**Given problem**. All entries should be output exactly as they stand.

Extracted records:
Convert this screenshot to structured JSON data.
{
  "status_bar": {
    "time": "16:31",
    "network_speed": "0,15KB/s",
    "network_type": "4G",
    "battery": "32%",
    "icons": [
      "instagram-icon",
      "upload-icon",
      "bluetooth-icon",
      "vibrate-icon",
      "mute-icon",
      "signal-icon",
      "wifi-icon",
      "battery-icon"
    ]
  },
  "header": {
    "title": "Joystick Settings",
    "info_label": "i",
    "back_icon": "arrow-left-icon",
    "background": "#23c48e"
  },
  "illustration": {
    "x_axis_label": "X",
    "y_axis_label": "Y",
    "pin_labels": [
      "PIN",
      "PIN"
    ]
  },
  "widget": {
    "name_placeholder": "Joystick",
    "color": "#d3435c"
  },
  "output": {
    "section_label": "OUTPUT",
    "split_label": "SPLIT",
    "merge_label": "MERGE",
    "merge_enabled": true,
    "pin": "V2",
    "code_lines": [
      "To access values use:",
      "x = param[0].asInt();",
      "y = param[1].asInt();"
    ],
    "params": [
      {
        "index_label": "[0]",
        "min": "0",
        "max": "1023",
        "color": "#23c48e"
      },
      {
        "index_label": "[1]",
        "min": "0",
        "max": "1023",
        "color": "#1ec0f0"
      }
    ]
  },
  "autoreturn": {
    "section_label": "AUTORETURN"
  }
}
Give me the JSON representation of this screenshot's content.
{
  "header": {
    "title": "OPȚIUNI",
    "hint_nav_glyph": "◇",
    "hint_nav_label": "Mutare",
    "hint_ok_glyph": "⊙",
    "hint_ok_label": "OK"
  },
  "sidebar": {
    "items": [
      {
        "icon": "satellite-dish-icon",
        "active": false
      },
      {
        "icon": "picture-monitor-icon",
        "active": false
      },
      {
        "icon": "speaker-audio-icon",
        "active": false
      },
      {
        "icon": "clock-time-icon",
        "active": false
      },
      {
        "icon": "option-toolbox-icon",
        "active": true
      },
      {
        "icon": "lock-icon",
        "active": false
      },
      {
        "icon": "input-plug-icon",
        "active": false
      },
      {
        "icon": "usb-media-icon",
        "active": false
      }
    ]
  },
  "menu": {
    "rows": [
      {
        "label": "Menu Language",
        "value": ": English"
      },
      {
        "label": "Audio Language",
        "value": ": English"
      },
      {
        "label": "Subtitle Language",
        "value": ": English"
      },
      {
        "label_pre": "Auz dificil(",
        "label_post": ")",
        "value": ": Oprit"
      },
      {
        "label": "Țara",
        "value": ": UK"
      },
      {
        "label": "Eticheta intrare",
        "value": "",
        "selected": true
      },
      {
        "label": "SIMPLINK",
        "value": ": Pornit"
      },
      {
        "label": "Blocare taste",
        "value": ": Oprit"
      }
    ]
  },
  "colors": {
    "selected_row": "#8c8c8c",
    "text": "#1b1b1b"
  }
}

**Problem solution**.
Convert this screenshot to structured JSON data.
{
  "status_bar": {
    "time": "16:31",
    "network_speed": "0,15KB/s",
    "network_type": "4G",
    "battery": "32%",
    "icons": [
      "instagram-icon",
      "upload-icon",
      "bluetooth-icon",
      "vibrate-icon",
      "mute-icon",
      "signal-icon",
      "wifi-icon",
      "battery-icon"
    ]
  },
  "header": {
    "title": "Joystick Settings",
    "info_label": "i",
    "back_icon": "arrow-left-icon",
    "background": "#23c48e"
  },
  "illustration": {
    "x_axis_label": "X",
    "y_axis_label": "Y",
    "pin_labels": [
      "PIN",
      "PIN"
    ]
  },
  "widget": {
    "name_placeholder": "Joystick",
    "color": "#d3435c"
  },
  "output": {
    "section_label": "OUTPUT",
    "split_label": "SPLIT",
    "merge_label": "MERGE",
    "merge_enabled": true,
    "pin": "V2",
    "code_lines": [
      "To access values use:",
      "x = param[0].asInt();",
      "y = param[1].asInt();"
    ],
    "params": [
      {
        "index_label": "[0]",
        "min": "0",
        "max": "1023",
        "color": "#23c48e"
      },
      {
        "index_label": "[1]",
        "min": "0",
        "max": "1023",
        "color": "#1ec0f0"
      }
    ]
  },
  "autoreturn": {
    "section_label": "AUTORETURN"
  }
}
Give me the JSON representation of this screenshot's content.
{
  "header": {
    "title": "OPȚIUNI",
    "hint_nav_glyph": "◇",
    "hint_nav_label": "Mutare",
    "hint_ok_glyph": "⊙",
    "hint_ok_label": "OK"
  },
  "sidebar": {
    "items": [
      {
        "icon": "satellite-dish-icon",
        "active": false
      },
      {
        "icon": "picture-monitor-icon",
        "active": false
      },
      {
        "icon": "speaker-audio-icon",
        "active": false
      },
      {
        "icon": "clock-time-icon",
        "active": false
      },
      {
        "icon": "option-toolbox-icon",
        "active": true
      },
      {
        "icon": "lock-icon",
        "active": false
      },
      {
        "icon": "input-plug-icon",
        "active": false
      },
      {
        "icon": "usb-media-icon",
        "active": false
      }
    ]
  },
  "menu": {
    "rows": [
      {
        "label": "Menu Language",
        "value": ": English"
      },
      {
        "label": "Audio Language",
        "value": ": English"
      },
      {
        "label": "Subtitle Language",
        "value": ": English"
      },
      {
        "label_pre": "Auz dificil(",
        "label_post": ")",
        "value": ": Oprit"
      },
      {
        "label": "Țara",
        "value": ": UK"
      },
      {
        "label": "Eticheta intrare",
        "value": "",
        "selected": true
      },
      {
        "label": "SIMPLINK",
        "value": ": Pornit"
      },
      {
        "label": "Blocare taste",
        "value": ": Oprit"
      }
    ]
  },
  "colors": {
    "selected_row": "#8c8c8c",
    "text": "#1b1b1b"
  }
}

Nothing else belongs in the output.